- _Document extract_:
- - - -
Poster boy for Information Governance

Years ago, while teaching a course to MBA students at Rice University, I used the Target credit card breach as a case study.  It touched a lot of bases.  Now we have a better one.

While there have been a lot of information governance-related stories in the news over the past two years, including Equifax and Facebook and VW and Wells Fargo, my nominee for the one name associated with the most significant teaching example in information governance and compliance is the former FBI Director, James Comey.

First, he gave us The Day That Information Governance Died, with his July 5, 2016 pronouncement that, notwithstanding her clear violations of several applicable legal laws dealing with the handling of confidential or secret information (and the destruction of information subject to a subpoena), Secretary Hillary Clinton’s use (and wiping) of a private server to store government email was not going to be prosecuted.  Such a pronouncement deviated “‘from well-established Department policies'” that the FBI does not comment about  ongoing criminal investigations.

Then he wrote a memo ostensibly commemorating a meeting he had with his boss on government business on a government computer (while in a government vehicle) during the work day, and declared that that was his personal correspondence that he could (and did) distribute as he pleased.
- - - -
- _Set exercise 1_:
According to the information governance post, on what date did James Comey make the pronouncement the author calls The Day That Information Governance Died?
- _Set exercise 2_:
Reproduce everything in the information governance post from "Poster boy for" down to "Director, James Comey.".
- _Set exercise 3_:
Write the next part of the information governance post, picking up from where it stops.
None of this work requires the attached data.

- _Information shown_:
- - - -
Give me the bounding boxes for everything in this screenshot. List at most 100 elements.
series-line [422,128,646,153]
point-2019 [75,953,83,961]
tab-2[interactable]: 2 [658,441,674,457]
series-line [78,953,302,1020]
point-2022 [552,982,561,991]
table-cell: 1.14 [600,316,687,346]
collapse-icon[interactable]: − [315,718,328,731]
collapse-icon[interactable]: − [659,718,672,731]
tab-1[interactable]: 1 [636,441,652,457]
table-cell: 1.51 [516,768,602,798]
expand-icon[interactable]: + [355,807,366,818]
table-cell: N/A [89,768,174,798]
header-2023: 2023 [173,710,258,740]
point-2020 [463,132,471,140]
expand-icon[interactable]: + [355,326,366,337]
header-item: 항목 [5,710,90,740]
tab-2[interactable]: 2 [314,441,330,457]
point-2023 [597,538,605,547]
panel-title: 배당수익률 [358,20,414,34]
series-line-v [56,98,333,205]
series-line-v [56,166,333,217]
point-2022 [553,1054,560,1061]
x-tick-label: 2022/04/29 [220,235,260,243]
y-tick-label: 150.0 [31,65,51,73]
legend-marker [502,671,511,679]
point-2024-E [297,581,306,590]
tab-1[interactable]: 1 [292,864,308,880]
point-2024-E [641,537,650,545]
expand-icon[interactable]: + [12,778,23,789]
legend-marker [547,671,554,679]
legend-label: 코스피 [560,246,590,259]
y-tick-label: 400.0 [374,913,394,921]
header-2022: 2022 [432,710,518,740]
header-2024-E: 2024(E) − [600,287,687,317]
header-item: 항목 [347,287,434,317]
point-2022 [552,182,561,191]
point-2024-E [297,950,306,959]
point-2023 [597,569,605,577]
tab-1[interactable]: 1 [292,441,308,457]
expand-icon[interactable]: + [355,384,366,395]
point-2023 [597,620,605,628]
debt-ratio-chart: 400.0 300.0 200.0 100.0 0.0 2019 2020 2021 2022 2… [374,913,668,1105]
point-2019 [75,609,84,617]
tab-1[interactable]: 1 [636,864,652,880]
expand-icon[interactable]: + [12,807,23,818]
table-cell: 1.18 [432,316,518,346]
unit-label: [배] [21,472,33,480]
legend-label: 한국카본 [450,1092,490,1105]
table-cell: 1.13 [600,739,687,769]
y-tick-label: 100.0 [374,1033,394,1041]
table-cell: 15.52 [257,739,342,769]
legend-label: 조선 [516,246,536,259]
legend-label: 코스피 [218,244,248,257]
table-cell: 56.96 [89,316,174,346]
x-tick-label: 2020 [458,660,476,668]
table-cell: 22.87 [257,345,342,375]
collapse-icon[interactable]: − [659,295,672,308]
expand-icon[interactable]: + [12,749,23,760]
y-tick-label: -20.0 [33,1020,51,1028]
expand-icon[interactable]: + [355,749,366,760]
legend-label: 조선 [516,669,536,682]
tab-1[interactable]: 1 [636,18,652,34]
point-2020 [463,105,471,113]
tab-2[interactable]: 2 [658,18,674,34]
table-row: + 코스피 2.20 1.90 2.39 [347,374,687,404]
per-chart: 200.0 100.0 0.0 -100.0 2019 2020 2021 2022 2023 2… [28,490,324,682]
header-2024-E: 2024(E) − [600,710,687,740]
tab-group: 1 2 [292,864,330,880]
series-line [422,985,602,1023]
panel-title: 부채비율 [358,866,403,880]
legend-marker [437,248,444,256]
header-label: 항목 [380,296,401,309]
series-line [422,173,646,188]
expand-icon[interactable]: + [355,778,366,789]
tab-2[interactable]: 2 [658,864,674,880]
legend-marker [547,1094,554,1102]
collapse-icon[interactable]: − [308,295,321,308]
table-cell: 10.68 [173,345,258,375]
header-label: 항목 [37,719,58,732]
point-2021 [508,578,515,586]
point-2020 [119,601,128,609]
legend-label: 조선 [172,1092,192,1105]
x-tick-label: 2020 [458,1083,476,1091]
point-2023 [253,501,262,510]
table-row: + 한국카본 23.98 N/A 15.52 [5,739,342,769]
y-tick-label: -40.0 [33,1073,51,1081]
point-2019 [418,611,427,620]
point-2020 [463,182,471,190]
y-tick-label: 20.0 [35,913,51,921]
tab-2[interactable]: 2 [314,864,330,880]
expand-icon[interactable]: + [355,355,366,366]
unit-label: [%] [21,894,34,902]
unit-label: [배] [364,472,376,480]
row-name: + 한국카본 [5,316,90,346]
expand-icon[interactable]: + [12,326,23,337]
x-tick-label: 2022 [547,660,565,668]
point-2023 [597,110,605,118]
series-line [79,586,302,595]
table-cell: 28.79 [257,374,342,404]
- - - -
- _Exercise output 1_:
July 5, 2016.

- _Exercise output 2_:
Poster boy for Information Governance

Years ago, while teaching a course to MBA students at Rice University, I used the Target credit card breach as a case study.  It touched a lot of bases.  Now we have a better one.

While there have been a lot of information governance-related stories in the news over the past two years, including Equifax and Facebook and VW and Wells Fargo, my nominee for the one name associated with the most significant teaching example in information governance and compliance is the former FBI Director, James Comey.

- _Exercise output 3_:
And now we learn that he conducted government business over his own private gmail account {that information does not appear in the WSJ article – Ed.}, and actively avoid his boss’ oversight (and his bosses failed to adequately supervise him).  “Report Blasts FBI Agents, Comey Over Clinton Probe,” The Wall Street Journal, June 15, 2018 A1. Inspector General releases his report on the Clinton Investigation.

Recap:

  • Violations of law are not enforced
  • Evidence is destroyed notwithstanding a subpoena
  • Senior employees ignore long-standing policy
  • Senior employees treat documents prepared by them in the course of business as their personal information
  • Senior employees use private email accounts to transact government business
  • Employees hide things from their bosses
  • Bosses failed to adequately supervise their reports

And this is at the FBI, by a lawyer.

Does anyone wonder why we have a hard time getting traction on information governance initiatives?  Certainly an argument for an Information Governance case study of just the Clinton email investigation and its aftermath.  Not sure you could cover it all in one semester, at both law schools and business schools.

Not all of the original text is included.